Copy out the entries below in full and exactly.

(Excerpt from a dataset)

......

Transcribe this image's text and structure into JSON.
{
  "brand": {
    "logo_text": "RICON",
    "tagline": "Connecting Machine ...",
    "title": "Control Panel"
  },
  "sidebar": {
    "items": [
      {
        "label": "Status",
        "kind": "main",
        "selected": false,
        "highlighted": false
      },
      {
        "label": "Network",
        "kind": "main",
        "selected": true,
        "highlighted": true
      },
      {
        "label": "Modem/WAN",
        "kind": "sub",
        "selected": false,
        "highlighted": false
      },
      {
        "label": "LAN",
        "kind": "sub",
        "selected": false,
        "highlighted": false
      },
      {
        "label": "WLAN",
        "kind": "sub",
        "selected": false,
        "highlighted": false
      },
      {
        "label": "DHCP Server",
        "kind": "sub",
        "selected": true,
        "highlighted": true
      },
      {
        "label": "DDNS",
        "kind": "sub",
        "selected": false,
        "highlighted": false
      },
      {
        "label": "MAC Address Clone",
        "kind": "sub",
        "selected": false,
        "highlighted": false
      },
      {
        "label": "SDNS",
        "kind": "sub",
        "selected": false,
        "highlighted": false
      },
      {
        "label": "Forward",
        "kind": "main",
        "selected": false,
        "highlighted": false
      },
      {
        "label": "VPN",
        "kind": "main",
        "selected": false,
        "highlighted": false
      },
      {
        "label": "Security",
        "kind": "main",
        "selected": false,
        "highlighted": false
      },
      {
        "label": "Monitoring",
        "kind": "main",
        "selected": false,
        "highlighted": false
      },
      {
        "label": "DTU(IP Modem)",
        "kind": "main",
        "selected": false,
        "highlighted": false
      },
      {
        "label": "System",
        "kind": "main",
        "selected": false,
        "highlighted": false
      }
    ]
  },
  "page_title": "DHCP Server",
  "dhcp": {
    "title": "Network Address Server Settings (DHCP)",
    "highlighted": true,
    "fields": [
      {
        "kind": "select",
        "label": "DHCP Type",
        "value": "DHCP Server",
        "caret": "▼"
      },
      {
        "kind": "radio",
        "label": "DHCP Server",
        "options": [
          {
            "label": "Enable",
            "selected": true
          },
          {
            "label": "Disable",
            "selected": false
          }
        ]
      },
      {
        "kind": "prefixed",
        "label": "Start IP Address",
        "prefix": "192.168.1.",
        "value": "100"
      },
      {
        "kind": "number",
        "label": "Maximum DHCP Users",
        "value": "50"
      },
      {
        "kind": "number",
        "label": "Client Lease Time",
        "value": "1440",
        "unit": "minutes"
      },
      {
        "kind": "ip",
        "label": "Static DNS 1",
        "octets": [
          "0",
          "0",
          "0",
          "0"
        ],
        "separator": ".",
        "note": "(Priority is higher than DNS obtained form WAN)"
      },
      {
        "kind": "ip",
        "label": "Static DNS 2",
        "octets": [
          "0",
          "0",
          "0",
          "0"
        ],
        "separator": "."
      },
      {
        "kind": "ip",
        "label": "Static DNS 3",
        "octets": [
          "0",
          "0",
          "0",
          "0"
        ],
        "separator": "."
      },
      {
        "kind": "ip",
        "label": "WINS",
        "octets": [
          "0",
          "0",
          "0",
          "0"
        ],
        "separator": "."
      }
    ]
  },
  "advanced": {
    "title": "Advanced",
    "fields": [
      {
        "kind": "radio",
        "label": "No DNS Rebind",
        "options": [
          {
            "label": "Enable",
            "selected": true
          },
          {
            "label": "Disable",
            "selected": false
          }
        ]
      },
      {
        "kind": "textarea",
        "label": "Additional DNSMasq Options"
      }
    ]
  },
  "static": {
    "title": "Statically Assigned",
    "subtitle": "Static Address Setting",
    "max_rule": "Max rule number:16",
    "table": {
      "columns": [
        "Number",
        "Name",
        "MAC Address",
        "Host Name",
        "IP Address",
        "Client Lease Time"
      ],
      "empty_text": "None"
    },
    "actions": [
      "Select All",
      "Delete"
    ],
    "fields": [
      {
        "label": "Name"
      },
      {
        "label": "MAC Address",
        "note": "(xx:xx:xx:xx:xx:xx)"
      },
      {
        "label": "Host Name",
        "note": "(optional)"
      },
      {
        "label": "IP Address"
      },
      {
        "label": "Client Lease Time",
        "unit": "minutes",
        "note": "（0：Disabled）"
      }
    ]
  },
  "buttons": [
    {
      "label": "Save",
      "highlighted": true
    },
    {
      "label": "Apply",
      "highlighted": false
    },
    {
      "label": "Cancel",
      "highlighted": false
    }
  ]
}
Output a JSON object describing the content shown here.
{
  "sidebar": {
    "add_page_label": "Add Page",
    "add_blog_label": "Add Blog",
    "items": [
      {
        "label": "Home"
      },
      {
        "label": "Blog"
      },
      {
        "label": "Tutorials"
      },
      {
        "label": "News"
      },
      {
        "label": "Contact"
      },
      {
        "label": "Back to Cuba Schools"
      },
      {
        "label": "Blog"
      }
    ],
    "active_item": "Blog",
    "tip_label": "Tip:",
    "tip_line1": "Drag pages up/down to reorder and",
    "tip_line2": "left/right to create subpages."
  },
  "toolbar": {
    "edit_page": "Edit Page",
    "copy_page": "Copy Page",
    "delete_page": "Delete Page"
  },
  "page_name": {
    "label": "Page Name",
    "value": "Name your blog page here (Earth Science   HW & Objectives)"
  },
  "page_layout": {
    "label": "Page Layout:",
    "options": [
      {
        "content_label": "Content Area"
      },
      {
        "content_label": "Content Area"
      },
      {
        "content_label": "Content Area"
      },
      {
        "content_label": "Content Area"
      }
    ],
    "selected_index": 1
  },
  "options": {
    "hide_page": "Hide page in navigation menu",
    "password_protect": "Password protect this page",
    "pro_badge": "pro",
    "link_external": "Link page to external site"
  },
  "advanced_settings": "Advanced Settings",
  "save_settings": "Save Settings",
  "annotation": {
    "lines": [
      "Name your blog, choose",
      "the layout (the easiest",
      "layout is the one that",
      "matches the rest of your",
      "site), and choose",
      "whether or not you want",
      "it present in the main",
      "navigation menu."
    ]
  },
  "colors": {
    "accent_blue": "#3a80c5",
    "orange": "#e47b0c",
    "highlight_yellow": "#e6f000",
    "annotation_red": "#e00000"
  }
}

......

● SOLUTION TO THIS PROBLEM
Transcribe this image's text and structure into JSON.
{
  "brand": {
    "logo_text": "RICON",
    "tagline": "Connecting Machine ...",
    "title": "Control Panel"
  },
  "sidebar": {
    "items": [
      {
        "label": "Status",
        "kind": "main",
        "selected": false,
        "highlighted": false
      },
      {
        "label": "Network",
        "kind": "main",
        "selected": true,
        "highlighted": true
      },
      {
        "label": "Modem/WAN",
        "kind": "sub",
        "selected": false,
        "highlighted": false
      },
      {
        "label": "LAN",
        "kind": "sub",
        "selected": false,
        "highlighted": false
      },
      {
        "label": "WLAN",
        "kind": "sub",
        "selected": false,
        "highlighted": false
      },
      {
        "label": "DHCP Server",
        "kind": "sub",
        "selected": true,
        "highlighted": true
      },
      {
        "label": "DDNS",
        "kind": "sub",
        "selected": false,
        "highlighted": false
      },
      {
        "label": "MAC Address Clone",
        "kind": "sub",
        "selected": false,
        "highlighted": false
      },
      {
        "label": "SDNS",
        "kind": "sub",
        "selected": false,
        "highlighted": false
      },
      {
        "label": "Forward",
        "kind": "main",
        "selected": false,
        "highlighted": false
      },
      {
        "label": "VPN",
        "kind": "main",
        "selected": false,
        "highlighted": false
      },
      {
        "label": "Security",
        "kind": "main",
        "selected": false,
        "highlighted": false
      },
      {
        "label": "Monitoring",
        "kind": "main",
        "selected": false,
        "highlighted": false
      },
      {
        "label": "DTU(IP Modem)",
        "kind": "main",
        "selected": false,
        "highlighted": false
      },
      {
        "label": "System",
        "kind": "main",
        "selected": false,
        "highlighted": false
      }
    ]
  },
  "page_title": "DHCP Server",
  "dhcp": {
    "title": "Network Address Server Settings (DHCP)",
    "highlighted": true,
    "fields": [
      {
        "kind": "select",
        "label": "DHCP Type",
        "value": "DHCP Server",
        "caret": "▼"
      },
      {
        "kind": "radio",
        "label": "DHCP Server",
        "options": [
          {
            "label": "Enable",
            "selected": true
          },
          {
            "label": "Disable",
            "selected": false
          }
        ]
      },
      {
        "kind": "prefixed",
        "label": "Start IP Address",
        "prefix": "192.168.1.",
        "value": "100"
      },
      {
        "kind": "number",
        "label": "Maximum DHCP Users",
        "value": "50"
      },
      {
        "kind": "number",
        "label": "Client Lease Time",
        "value": "1440",
        "unit": "minutes"
      },
      {
        "kind": "ip",
        "label": "Static DNS 1",
        "octets": [
          "0",
          "0",
          "0",
          "0"
        ],
        "separator": ".",
        "note": "(Priority is higher than DNS obtained form WAN)"
      },
      {
        "kind": "ip",
        "label": "Static DNS 2",
        "octets": [
          "0",
          "0",
          "0",
          "0"
        ],
        "separator": "."
      },
      {
        "kind": "ip",
        "label": "Static DNS 3",
        "octets": [
          "0",
          "0",
          "0",
          "0"
        ],
        "separator": "."
      },
      {
        "kind": "ip",
        "label": "WINS",
        "octets": [
          "0",
          "0",
          "0",
          "0"
        ],
        "separator": "."
      }
    ]
  },
  "advanced": {
    "title": "Advanced",
    "fields": [
      {
        "kind": "radio",
        "label": "No DNS Rebind",
        "options": [
          {
            "label": "Enable",
            "selected": true
          },
          {
            "label": "Disable",
            "selected": false
          }
        ]
      },
      {
        "kind": "textarea",
        "label": "Additional DNSMasq Options"
      }
    ]
  },
  "static": {
    "title": "Statically Assigned",
    "subtitle": "Static Address Setting",
    "max_rule": "Max rule number:16",
    "table": {
      "columns": [
        "Number",
        "Name",
        "MAC Address",
        "Host Name",
        "IP Address",
        "Client Lease Time"
      ],
      "empty_text": "None"
    },
    "actions": [
      "Select All",
      "Delete"
    ],
    "fields": [
      {
        "label": "Name"
      },
      {
        "label": "MAC Address",
        "note": "(xx:xx:xx:xx:xx:xx)"
      },
      {
        "label": "Host Name",
        "note": "(optional)"
      },
      {
        "label": "IP Address"
      },
      {
        "label": "Client Lease Time",
        "unit": "minutes",
        "note": "（0：Disabled）"
      }
    ]
  },
  "buttons": [
    {
      "label": "Save",
      "highlighted": true
    },
    {
      "label": "Apply",
      "highlighted": false
    },
    {
      "label": "Cancel",
      "highlighted": false
    }
  ]
}
Output a JSON object describing the content shown here.
{
  "sidebar": {
    "add_page_label": "Add Page",
    "add_blog_label": "Add Blog",
    "items": [
      {
        "label": "Home"
      },
      {
        "label": "Blog"
      },
      {
        "label": "Tutorials"
      },
      {
        "label": "News"
      },
      {
        "label": "Contact"
      },
      {
        "label": "Back to Cuba Schools"
      },
      {
        "label": "Blog"
      }
    ],
    "active_item": "Blog",
    "tip_label": "Tip:",
    "tip_line1": "Drag pages up/down to reorder and",
    "tip_line2": "left/right to create subpages."
  },
  "toolbar": {
    "edit_page": "Edit Page",
    "copy_page": "Copy Page",
    "delete_page": "Delete Page"
  },
  "page_name": {
    "label": "Page Name",
    "value": "Name your blog page here (Earth Science   HW & Objectives)"
  },
  "page_layout": {
    "label": "Page Layout:",
    "options": [
      {
        "content_label": "Content Area"
      },
      {
        "content_label": "Content Area"
      },
      {
        "content_label": "Content Area"
      },
      {
        "content_label": "Content Area"
      }
    ],
    "selected_index": 1
  },
  "options": {
    "hide_page": "Hide page in navigation menu",
    "password_protect": "Password protect this page",
    "pro_badge": "pro",
    "link_external": "Link page to external site"
  },
  "advanced_settings": "Advanced Settings",
  "save_settings": "Save Settings",
  "annotation": {
    "lines": [
      "Name your blog, choose",
      "the layout (the easiest",
      "layout is the one that",
      "matches the rest of your",
      "site), and choose",
      "whether or not you want",
      "it present in the main",
      "navigation menu."
    ]
  },
  "colors": {
    "accent_blue": "#3a80c5",
    "orange": "#e47b0c",
    "highlight_yellow": "#e6f000",
    "annotation_red": "#e00000"
  }
}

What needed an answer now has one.